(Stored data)
>> Start

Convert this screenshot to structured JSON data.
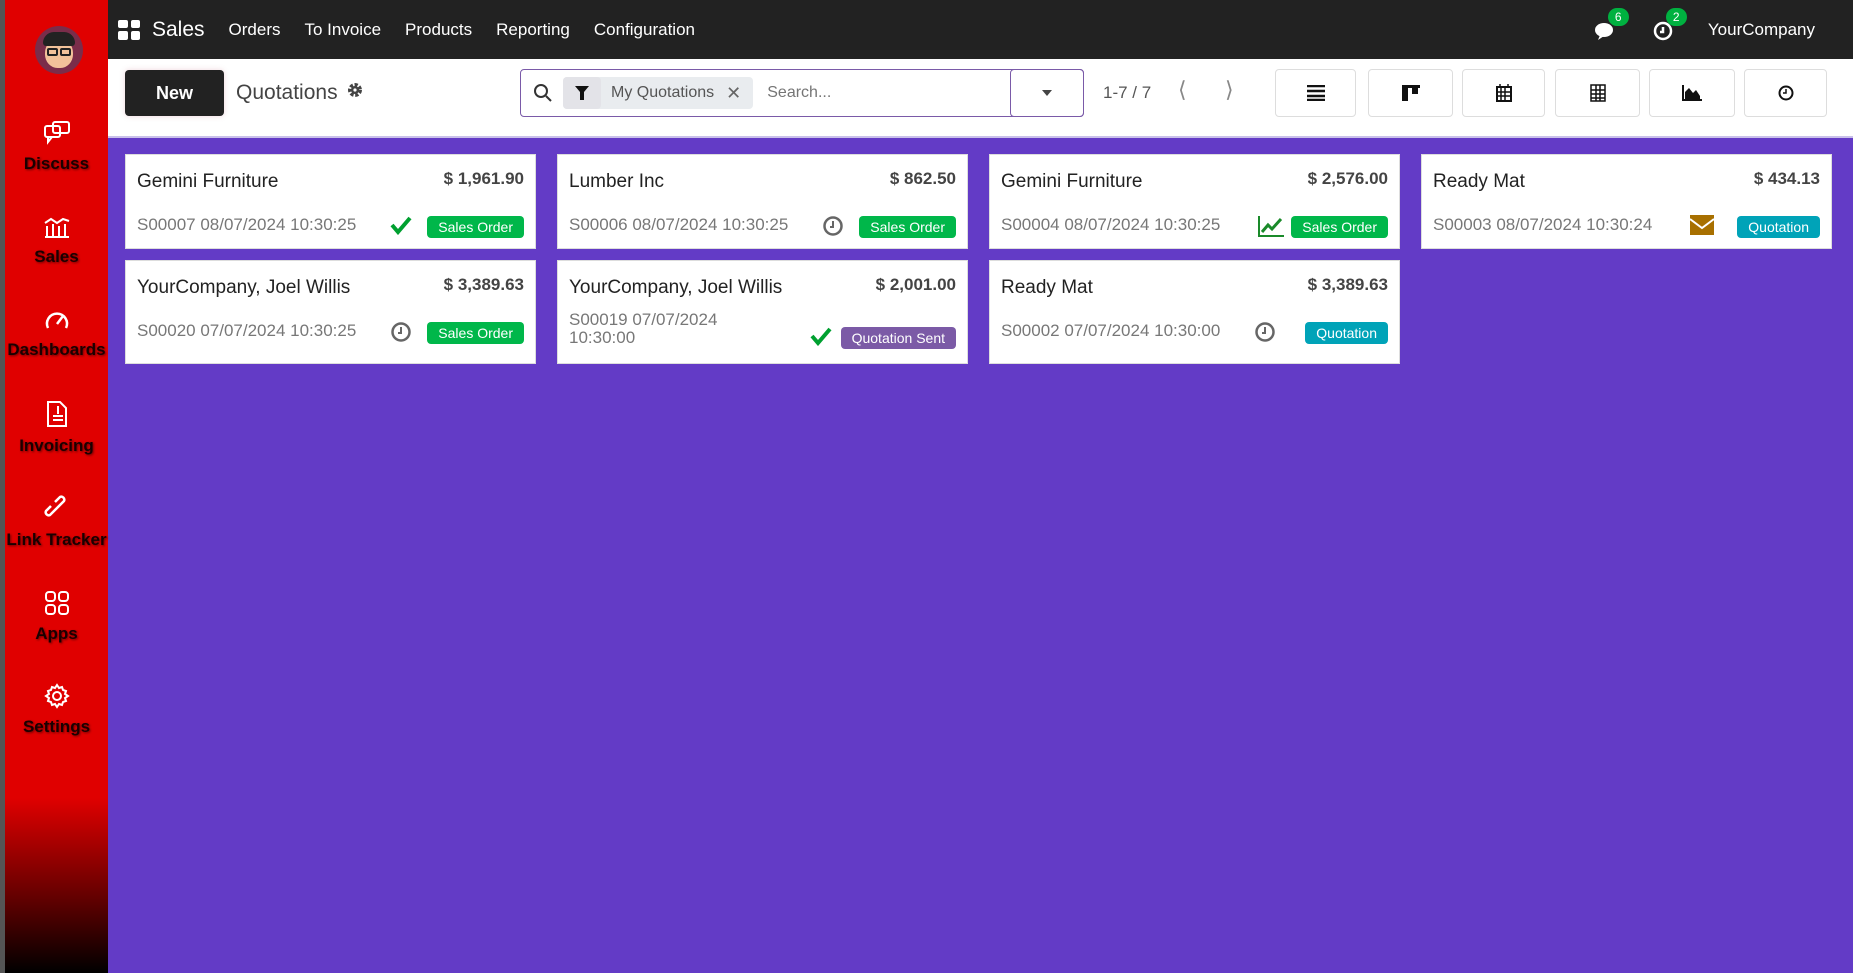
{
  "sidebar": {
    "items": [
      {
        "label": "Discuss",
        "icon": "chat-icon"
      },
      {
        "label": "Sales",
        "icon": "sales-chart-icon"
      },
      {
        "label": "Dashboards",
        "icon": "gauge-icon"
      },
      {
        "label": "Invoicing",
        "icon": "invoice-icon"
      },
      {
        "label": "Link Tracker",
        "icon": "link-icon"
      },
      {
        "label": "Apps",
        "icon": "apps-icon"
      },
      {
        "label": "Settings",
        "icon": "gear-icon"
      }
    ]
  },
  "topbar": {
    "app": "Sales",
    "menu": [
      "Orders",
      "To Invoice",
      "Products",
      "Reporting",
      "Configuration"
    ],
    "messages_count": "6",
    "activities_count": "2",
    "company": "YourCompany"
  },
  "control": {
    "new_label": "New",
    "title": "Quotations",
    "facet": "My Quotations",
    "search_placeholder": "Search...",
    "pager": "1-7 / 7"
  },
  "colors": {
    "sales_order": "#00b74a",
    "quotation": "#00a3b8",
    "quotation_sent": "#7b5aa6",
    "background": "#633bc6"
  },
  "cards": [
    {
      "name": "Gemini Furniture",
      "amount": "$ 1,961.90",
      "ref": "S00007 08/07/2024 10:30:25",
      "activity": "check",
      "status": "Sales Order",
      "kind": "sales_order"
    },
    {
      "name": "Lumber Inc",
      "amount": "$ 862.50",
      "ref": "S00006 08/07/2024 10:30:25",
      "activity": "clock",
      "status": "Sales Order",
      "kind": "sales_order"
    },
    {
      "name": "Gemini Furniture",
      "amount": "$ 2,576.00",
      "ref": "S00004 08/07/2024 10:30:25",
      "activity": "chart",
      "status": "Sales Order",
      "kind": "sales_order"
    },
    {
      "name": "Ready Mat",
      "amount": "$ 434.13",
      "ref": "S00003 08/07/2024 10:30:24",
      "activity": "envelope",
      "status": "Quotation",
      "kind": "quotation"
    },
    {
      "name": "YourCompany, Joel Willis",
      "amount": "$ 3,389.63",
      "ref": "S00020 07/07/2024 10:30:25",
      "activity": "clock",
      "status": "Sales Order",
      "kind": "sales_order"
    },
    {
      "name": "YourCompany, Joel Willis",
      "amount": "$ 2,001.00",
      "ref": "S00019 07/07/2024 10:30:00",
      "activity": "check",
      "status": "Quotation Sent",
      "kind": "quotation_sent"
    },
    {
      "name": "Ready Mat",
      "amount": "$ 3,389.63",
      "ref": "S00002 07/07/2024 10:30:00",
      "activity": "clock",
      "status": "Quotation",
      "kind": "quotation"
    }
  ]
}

>> End
>> Start

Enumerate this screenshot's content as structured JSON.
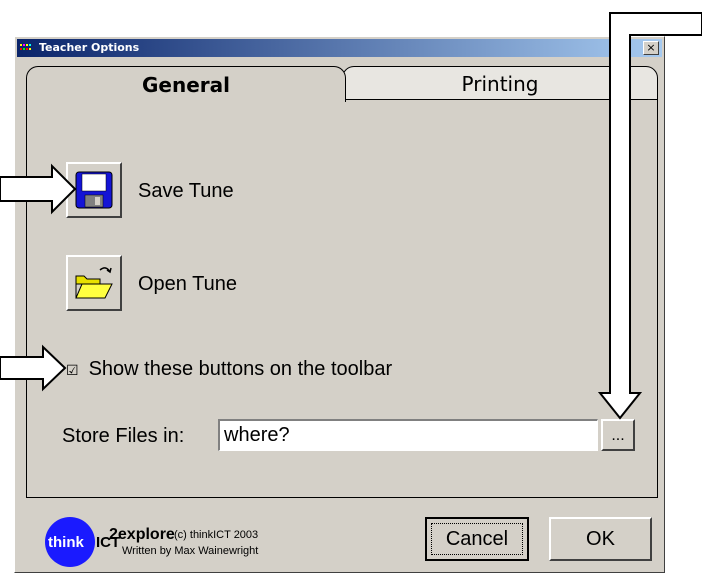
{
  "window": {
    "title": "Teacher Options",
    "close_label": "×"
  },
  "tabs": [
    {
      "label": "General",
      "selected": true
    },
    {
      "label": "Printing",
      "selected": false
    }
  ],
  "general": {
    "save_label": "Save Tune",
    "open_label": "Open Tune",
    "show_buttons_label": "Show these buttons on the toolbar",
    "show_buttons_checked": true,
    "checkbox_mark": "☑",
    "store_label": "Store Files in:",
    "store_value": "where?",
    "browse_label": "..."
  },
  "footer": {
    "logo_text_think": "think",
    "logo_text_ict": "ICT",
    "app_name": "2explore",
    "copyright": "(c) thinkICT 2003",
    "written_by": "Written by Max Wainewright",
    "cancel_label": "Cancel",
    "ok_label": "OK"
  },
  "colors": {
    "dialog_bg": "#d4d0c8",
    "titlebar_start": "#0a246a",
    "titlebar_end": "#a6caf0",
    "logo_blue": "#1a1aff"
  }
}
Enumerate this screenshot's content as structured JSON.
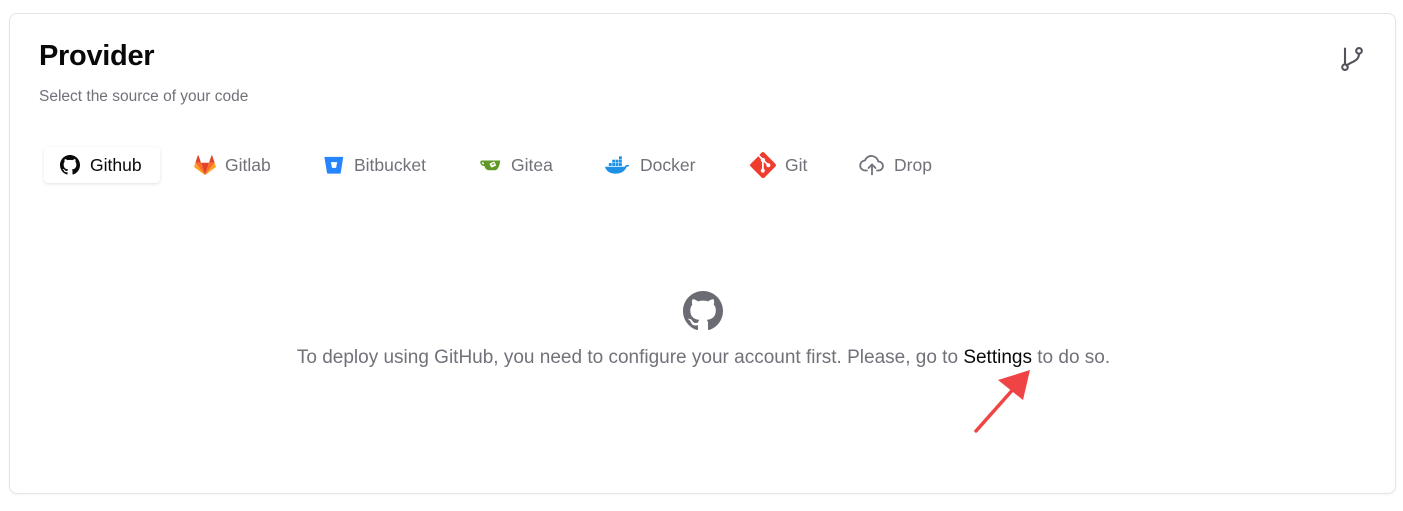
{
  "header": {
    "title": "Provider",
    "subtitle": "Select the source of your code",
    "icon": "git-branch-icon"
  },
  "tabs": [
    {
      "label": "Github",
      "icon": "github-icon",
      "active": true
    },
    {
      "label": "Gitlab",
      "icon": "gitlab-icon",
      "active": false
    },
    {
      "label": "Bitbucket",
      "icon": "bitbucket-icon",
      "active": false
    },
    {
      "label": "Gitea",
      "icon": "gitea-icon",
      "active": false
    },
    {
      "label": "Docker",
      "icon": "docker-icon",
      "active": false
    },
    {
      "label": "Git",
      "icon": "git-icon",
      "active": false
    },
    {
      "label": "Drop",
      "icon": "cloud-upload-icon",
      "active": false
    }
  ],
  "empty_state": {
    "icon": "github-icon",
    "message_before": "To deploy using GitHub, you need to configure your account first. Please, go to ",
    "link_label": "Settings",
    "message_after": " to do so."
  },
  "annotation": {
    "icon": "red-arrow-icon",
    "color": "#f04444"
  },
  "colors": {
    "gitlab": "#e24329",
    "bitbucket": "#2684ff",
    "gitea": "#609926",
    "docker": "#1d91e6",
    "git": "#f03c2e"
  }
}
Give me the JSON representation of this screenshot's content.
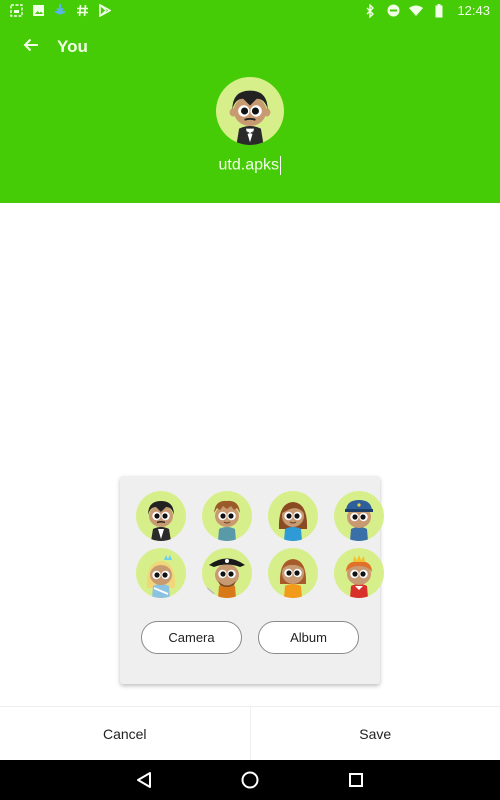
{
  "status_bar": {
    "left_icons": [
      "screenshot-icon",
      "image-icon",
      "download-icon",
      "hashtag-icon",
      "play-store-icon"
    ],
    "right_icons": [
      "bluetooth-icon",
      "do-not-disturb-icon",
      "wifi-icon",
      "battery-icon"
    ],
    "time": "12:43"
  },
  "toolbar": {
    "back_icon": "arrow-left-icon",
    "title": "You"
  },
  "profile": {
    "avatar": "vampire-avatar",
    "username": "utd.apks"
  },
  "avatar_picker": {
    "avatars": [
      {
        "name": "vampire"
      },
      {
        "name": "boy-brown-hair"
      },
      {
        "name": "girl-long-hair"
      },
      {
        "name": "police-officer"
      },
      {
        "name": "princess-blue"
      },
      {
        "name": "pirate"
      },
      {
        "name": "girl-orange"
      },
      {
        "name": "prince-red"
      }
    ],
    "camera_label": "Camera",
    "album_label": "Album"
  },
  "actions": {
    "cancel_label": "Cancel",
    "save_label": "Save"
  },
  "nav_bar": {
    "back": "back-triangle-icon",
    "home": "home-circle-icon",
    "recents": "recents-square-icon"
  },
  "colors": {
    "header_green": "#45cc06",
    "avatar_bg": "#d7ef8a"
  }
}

>> End

Task objective – Identify all lines in the records above with the word "girl".

Worked answer –
        "name": "girl-long-hair"
        "name": "girl-orange"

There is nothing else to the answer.